***** THE DATA

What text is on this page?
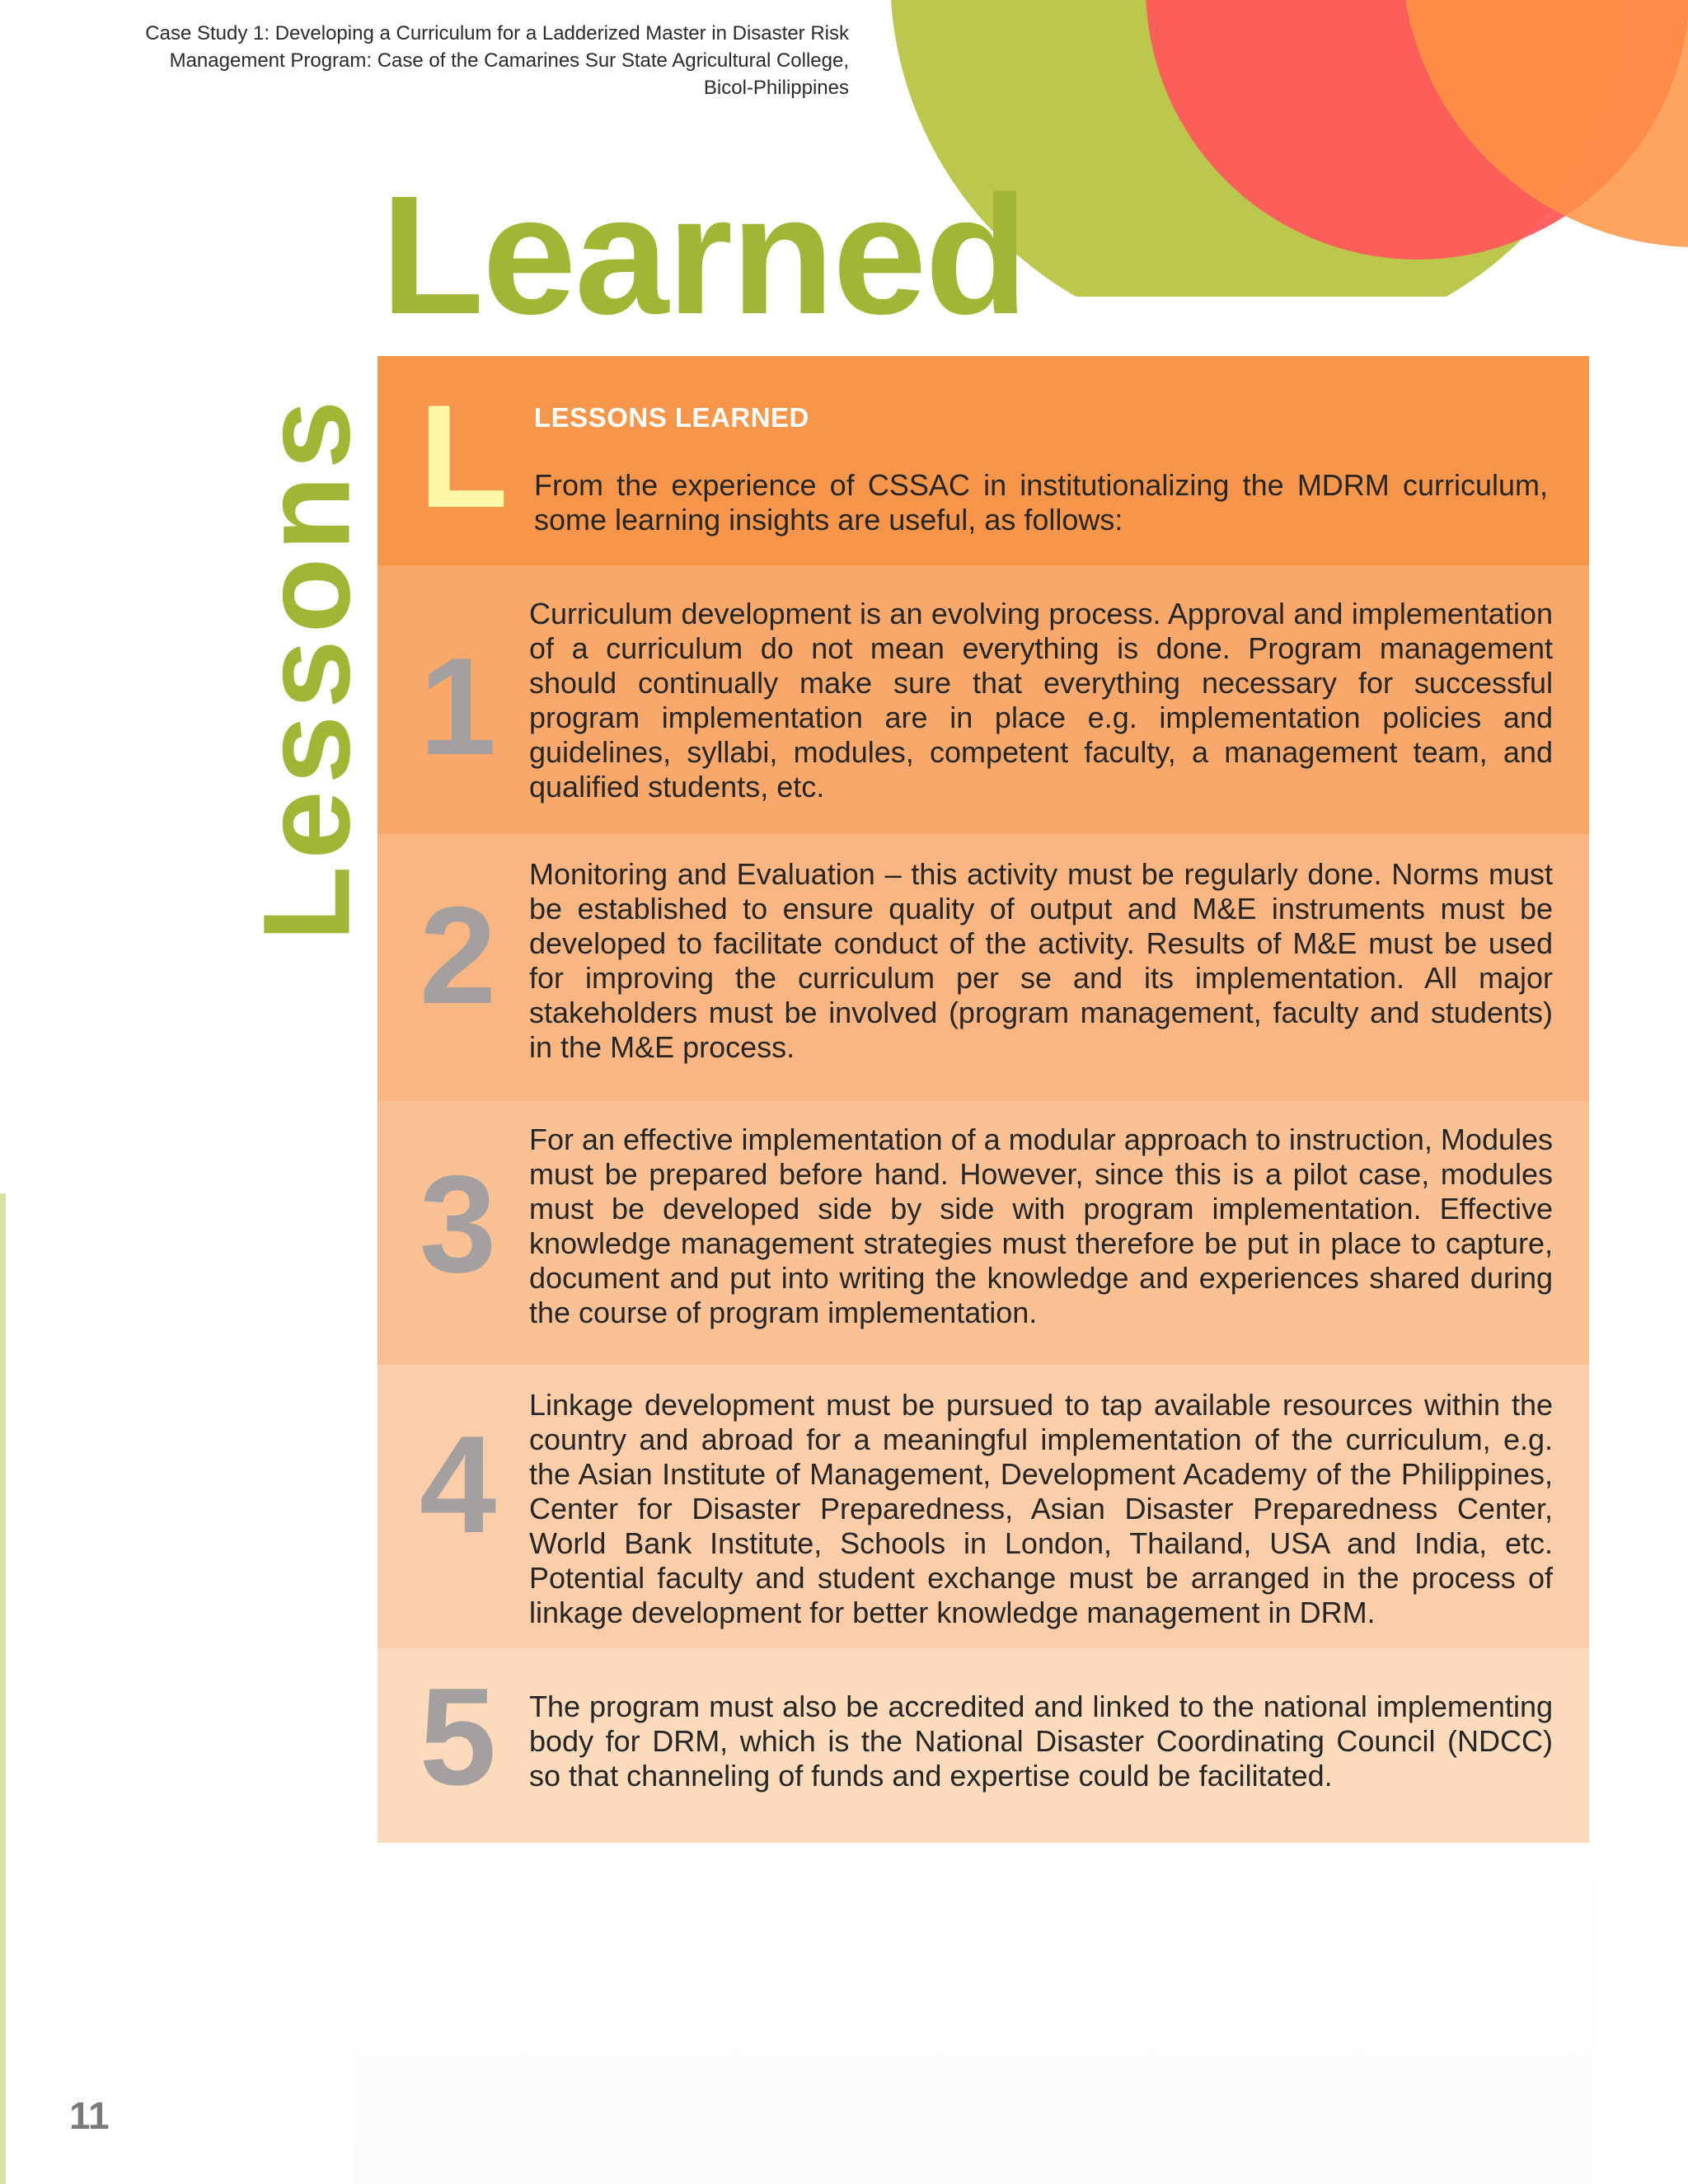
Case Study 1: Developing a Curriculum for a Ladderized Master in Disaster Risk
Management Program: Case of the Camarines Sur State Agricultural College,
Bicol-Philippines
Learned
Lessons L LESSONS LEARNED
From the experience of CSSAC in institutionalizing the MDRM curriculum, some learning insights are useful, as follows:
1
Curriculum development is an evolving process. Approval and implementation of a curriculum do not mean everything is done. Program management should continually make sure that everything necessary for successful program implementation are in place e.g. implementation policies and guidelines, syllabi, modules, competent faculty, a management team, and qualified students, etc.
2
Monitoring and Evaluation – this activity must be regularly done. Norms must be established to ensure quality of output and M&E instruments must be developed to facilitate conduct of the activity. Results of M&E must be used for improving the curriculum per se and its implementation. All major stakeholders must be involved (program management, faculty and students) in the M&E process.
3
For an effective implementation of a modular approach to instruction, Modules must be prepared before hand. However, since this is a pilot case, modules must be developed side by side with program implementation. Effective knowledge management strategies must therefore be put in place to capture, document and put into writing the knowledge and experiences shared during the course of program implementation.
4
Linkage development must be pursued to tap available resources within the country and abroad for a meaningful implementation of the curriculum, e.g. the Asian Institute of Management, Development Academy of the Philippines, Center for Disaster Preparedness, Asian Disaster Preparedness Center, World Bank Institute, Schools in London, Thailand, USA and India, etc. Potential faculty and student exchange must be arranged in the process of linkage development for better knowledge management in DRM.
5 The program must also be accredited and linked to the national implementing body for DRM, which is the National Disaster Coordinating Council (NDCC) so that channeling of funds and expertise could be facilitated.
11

**********

EXERCISE DETAILS
Without the images, write out each line of the data verbatim.

WRITTEN RESPONSE
What text is on this page?
Case Study 1: Developing a Curriculum for a Ladderized Master in Disaster Risk
Management Program: Case of the Camarines Sur State Agricultural College,
Bicol-Philippines
Learned
Lessons L LESSONS LEARNED
From the experience of CSSAC in institutionalizing the MDRM curriculum, some learning insights are useful, as follows:
1
Curriculum development is an evolving process. Approval and implementation of a curriculum do not mean everything is done. Program management should continually make sure that everything necessary for successful program implementation are in place e.g. implementation policies and guidelines, syllabi, modules, competent faculty, a management team, and qualified students, etc.
2
Monitoring and Evaluation – this activity must be regularly done. Norms must be established to ensure quality of output and M&E instruments must be developed to facilitate conduct of the activity. Results of M&E must be used for improving the curriculum per se and its implementation. All major stakeholders must be involved (program management, faculty and students) in the M&E process.
3
For an effective implementation of a modular approach to instruction, Modules must be prepared before hand. However, since this is a pilot case, modules must be developed side by side with program implementation. Effective knowledge management strategies must therefore be put in place to capture, document and put into writing the knowledge and experiences shared during the course of program implementation.
4
Linkage development must be pursued to tap available resources within the country and abroad for a meaningful implementation of the curriculum, e.g. the Asian Institute of Management, Development Academy of the Philippines, Center for Disaster Preparedness, Asian Disaster Preparedness Center, World Bank Institute, Schools in London, Thailand, USA and India, etc. Potential faculty and student exchange must be arranged in the process of linkage development for better knowledge management in DRM.
5 The program must also be accredited and linked to the national implementing body for DRM, which is the National Disaster Coordinating Council (NDCC) so that channeling of funds and expertise could be facilitated.
11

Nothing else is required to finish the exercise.